**DIRECTIVE**
Quote the whole listing exactly. Leave the pictures out of your copy.

◆ ◆ ◆

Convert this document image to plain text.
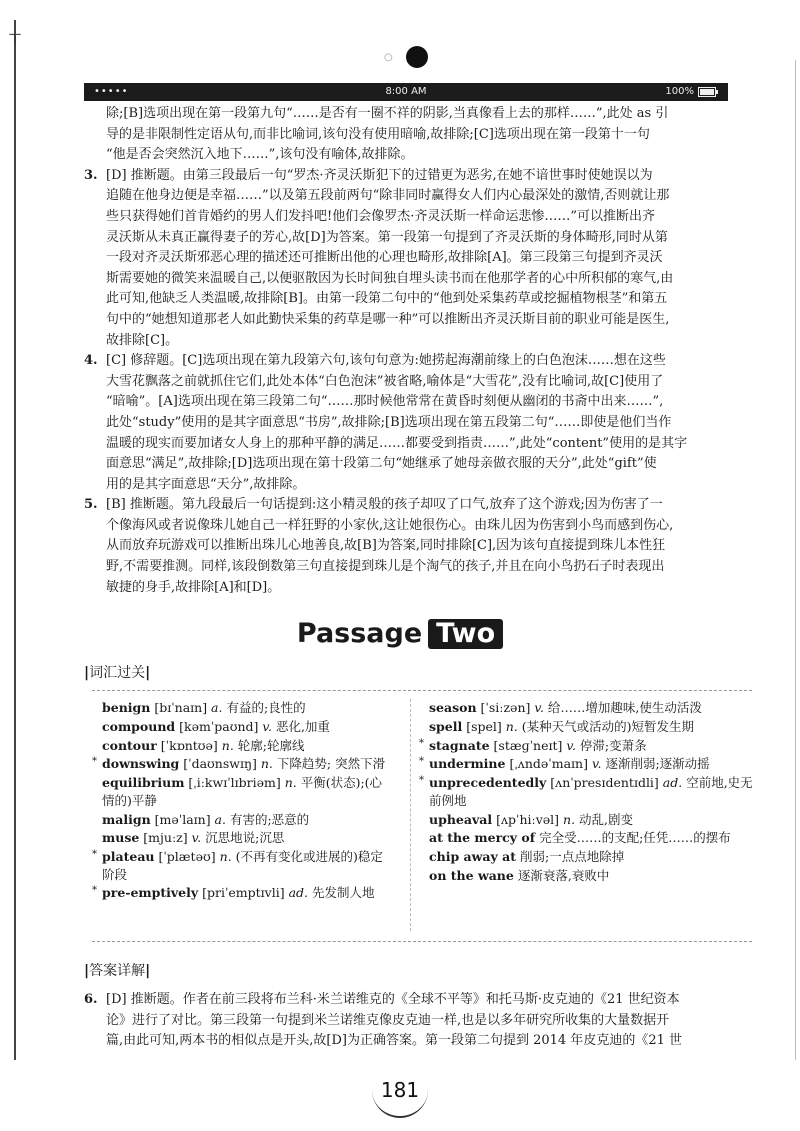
⊤
○
•••••	8:00 AM	100%

除;[B]选项出现在第一段第九句“……是否有一圈不祥的阴影,当真像看上去的那样……”,此处 as 引

导的是非限制性定语从句,而非比喻词,该句没有使用暗喻,故排除;[C]选项出现在第一段第十一句

“他是否会突然沉入地下……”,该句没有喻体,故排除。

3. [D] 推断题。由第三段最后一句“罗杰·齐灵沃斯犯下的过错更为恶劣,在她不谙世事时使她误以为

追随在他身边便是幸福……”以及第五段前两句“除非同时赢得女人们内心最深处的激情,否则就让那

些只获得她们首肯婚约的男人们发抖吧!他们会像罗杰·齐灵沃斯一样命运悲惨……”可以推断出齐

灵沃斯从未真正赢得妻子的芳心,故[D]为答案。第一段第一句提到了齐灵沃斯的身体畸形,同时从第

一段对齐灵沃斯邪恶心理的描述还可推断出他的心理也畸形,故排除[A]。第三段第三句提到齐灵沃

斯需要她的微笑来温暖自己,以便驱散因为长时间独自埋头读书而在他那学者的心中所积郁的寒气,由

此可知,他缺乏人类温暖,故排除[B]。由第一段第二句中的“他到处采集药草或挖掘植物根茎”和第五

句中的“她想知道那老人如此勤快采集的药草是哪一种”可以推断出齐灵沃斯目前的职业可能是医生,

故排除[C]。

4. [C] 修辞题。[C]选项出现在第九段第六句,该句句意为:她捞起海潮前缘上的白色泡沫……想在这些

大雪花飘落之前就抓住它们,此处本体“白色泡沫”被省略,喻体是“大雪花”,没有比喻词,故[C]使用了

“暗喻”。[A]选项出现在第三段第二句“……那时候他常常在黄昏时刻便从幽闭的书斋中出来……”,

此处“study”使用的是其字面意思“书房”,故排除;[B]选项出现在第五段第二句“……即使是他们当作

温暖的现实而要加诸女人身上的那种平静的满足……都要受到指责……”,此处“content”使用的是其字

面意思“满足”,故排除;[D]选项出现在第十段第二句“她继承了她母亲做衣服的天分”,此处“gift”使

用的是其字面意思“天分”,故排除。

5. [B] 推断题。第九段最后一句话提到:这小精灵般的孩子却叹了口气,放弃了这个游戏;因为伤害了一

个像海风或者说像珠儿她自己一样狂野的小家伙,这让她很伤心。由珠儿因为伤害到小鸟而感到伤心,

从而放弃玩游戏可以推断出珠儿心地善良,故[B]为答案,同时排除[C],因为该句直接提到珠儿本性狂

野,不需要推测。同样,该段倒数第三句直接提到珠儿是个淘气的孩子,并且在向小鸟扔石子时表现出

敏捷的身手,故排除[A]和[D]。

Passage Two
|词汇过关|
benign [bɪˈnaɪn] a. 有益的;良性的
compound [kəmˈpaʊnd] v. 恶化,加重
contour [ˈkɒntʊə] n. 轮廓;轮廓线
* downswing [ˈdaʊnswɪŋ] n. 下降趋势; 突然下滑
equilibrium [ˌiːkwɪˈlɪbriəm] n. 平衡(状态);(心情的)平静
malign [məˈlaɪn] a. 有害的;恶意的
muse [mjuːz] v. 沉思地说;沉思
* plateau [ˈplætəʊ] n. (不再有变化或进展的)稳定阶段
* pre-emptively [priˈemptɪvli] ad. 先发制人地
season [ˈsiːzən] v. 给……增加趣味,使生动活泼
spell [spel] n. (某种天气或活动的)短暂发生期
* stagnate [stæɡˈneɪt] v. 停滞;变萧条
* undermine [ˌʌndəˈmaɪn] v. 逐渐削弱;逐渐动摇
* unprecedentedly [ʌnˈpresɪdentɪdli] ad. 空前地,史无前例地
upheaval [ʌpˈhiːvəl] n. 动乱,剧变
at the mercy of 完全受……的支配;任凭……的摆布
chip away at 削弱;一点点地除掉
on the wane 逐渐衰落,衰败中
|答案详解|
6. [D] 推断题。作者在前三段将布兰科·米兰诺维克的《全球不平等》和托马斯·皮克迪的《21 世纪资本

论》进行了对比。第三段第一句提到米兰诺维克像皮克迪一样,也是以多年研究所收集的大量数据开

篇,由此可知,两本书的相似点是开头,故[D]为正确答案。第一段第二句提到 2014 年皮克迪的《21 世

181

◆ ◆ ◆

**COMPLETE ANSWER**
Convert this document image to plain text.
⊤
○
•••••	8:00 AM	100%

除;[B]选项出现在第一段第九句“……是否有一圈不祥的阴影,当真像看上去的那样……”,此处 as 引

导的是非限制性定语从句,而非比喻词,该句没有使用暗喻,故排除;[C]选项出现在第一段第十一句

“他是否会突然沉入地下……”,该句没有喻体,故排除。

3. [D] 推断题。由第三段最后一句“罗杰·齐灵沃斯犯下的过错更为恶劣,在她不谙世事时使她误以为

追随在他身边便是幸福……”以及第五段前两句“除非同时赢得女人们内心最深处的激情,否则就让那

些只获得她们首肯婚约的男人们发抖吧!他们会像罗杰·齐灵沃斯一样命运悲惨……”可以推断出齐

灵沃斯从未真正赢得妻子的芳心,故[D]为答案。第一段第一句提到了齐灵沃斯的身体畸形,同时从第

一段对齐灵沃斯邪恶心理的描述还可推断出他的心理也畸形,故排除[A]。第三段第三句提到齐灵沃

斯需要她的微笑来温暖自己,以便驱散因为长时间独自埋头读书而在他那学者的心中所积郁的寒气,由

此可知,他缺乏人类温暖,故排除[B]。由第一段第二句中的“他到处采集药草或挖掘植物根茎”和第五

句中的“她想知道那老人如此勤快采集的药草是哪一种”可以推断出齐灵沃斯目前的职业可能是医生,

故排除[C]。

4. [C] 修辞题。[C]选项出现在第九段第六句,该句句意为:她捞起海潮前缘上的白色泡沫……想在这些

大雪花飘落之前就抓住它们,此处本体“白色泡沫”被省略,喻体是“大雪花”,没有比喻词,故[C]使用了

“暗喻”。[A]选项出现在第三段第二句“……那时候他常常在黄昏时刻便从幽闭的书斋中出来……”,

此处“study”使用的是其字面意思“书房”,故排除;[B]选项出现在第五段第二句“……即使是他们当作

温暖的现实而要加诸女人身上的那种平静的满足……都要受到指责……”,此处“content”使用的是其字

面意思“满足”,故排除;[D]选项出现在第十段第二句“她继承了她母亲做衣服的天分”,此处“gift”使

用的是其字面意思“天分”,故排除。

5. [B] 推断题。第九段最后一句话提到:这小精灵般的孩子却叹了口气,放弃了这个游戏;因为伤害了一

个像海风或者说像珠儿她自己一样狂野的小家伙,这让她很伤心。由珠儿因为伤害到小鸟而感到伤心,

从而放弃玩游戏可以推断出珠儿心地善良,故[B]为答案,同时排除[C],因为该句直接提到珠儿本性狂

野,不需要推测。同样,该段倒数第三句直接提到珠儿是个淘气的孩子,并且在向小鸟扔石子时表现出

敏捷的身手,故排除[A]和[D]。

Passage Two
|词汇过关|
benign [bɪˈnaɪn] a. 有益的;良性的
compound [kəmˈpaʊnd] v. 恶化,加重
contour [ˈkɒntʊə] n. 轮廓;轮廓线
* downswing [ˈdaʊnswɪŋ] n. 下降趋势; 突然下滑
equilibrium [ˌiːkwɪˈlɪbriəm] n. 平衡(状态);(心情的)平静
malign [məˈlaɪn] a. 有害的;恶意的
muse [mjuːz] v. 沉思地说;沉思
* plateau [ˈplætəʊ] n. (不再有变化或进展的)稳定阶段
* pre-emptively [priˈemptɪvli] ad. 先发制人地
season [ˈsiːzən] v. 给……增加趣味,使生动活泼
spell [spel] n. (某种天气或活动的)短暂发生期
* stagnate [stæɡˈneɪt] v. 停滞;变萧条
* undermine [ˌʌndəˈmaɪn] v. 逐渐削弱;逐渐动摇
* unprecedentedly [ʌnˈpresɪdentɪdli] ad. 空前地,史无前例地
upheaval [ʌpˈhiːvəl] n. 动乱,剧变
at the mercy of 完全受……的支配;任凭……的摆布
chip away at 削弱;一点点地除掉
on the wane 逐渐衰落,衰败中
|答案详解|
6. [D] 推断题。作者在前三段将布兰科·米兰诺维克的《全球不平等》和托马斯·皮克迪的《21 世纪资本

论》进行了对比。第三段第一句提到米兰诺维克像皮克迪一样,也是以多年研究所收集的大量数据开

篇,由此可知,两本书的相似点是开头,故[D]为正确答案。第一段第二句提到 2014 年皮克迪的《21 世

181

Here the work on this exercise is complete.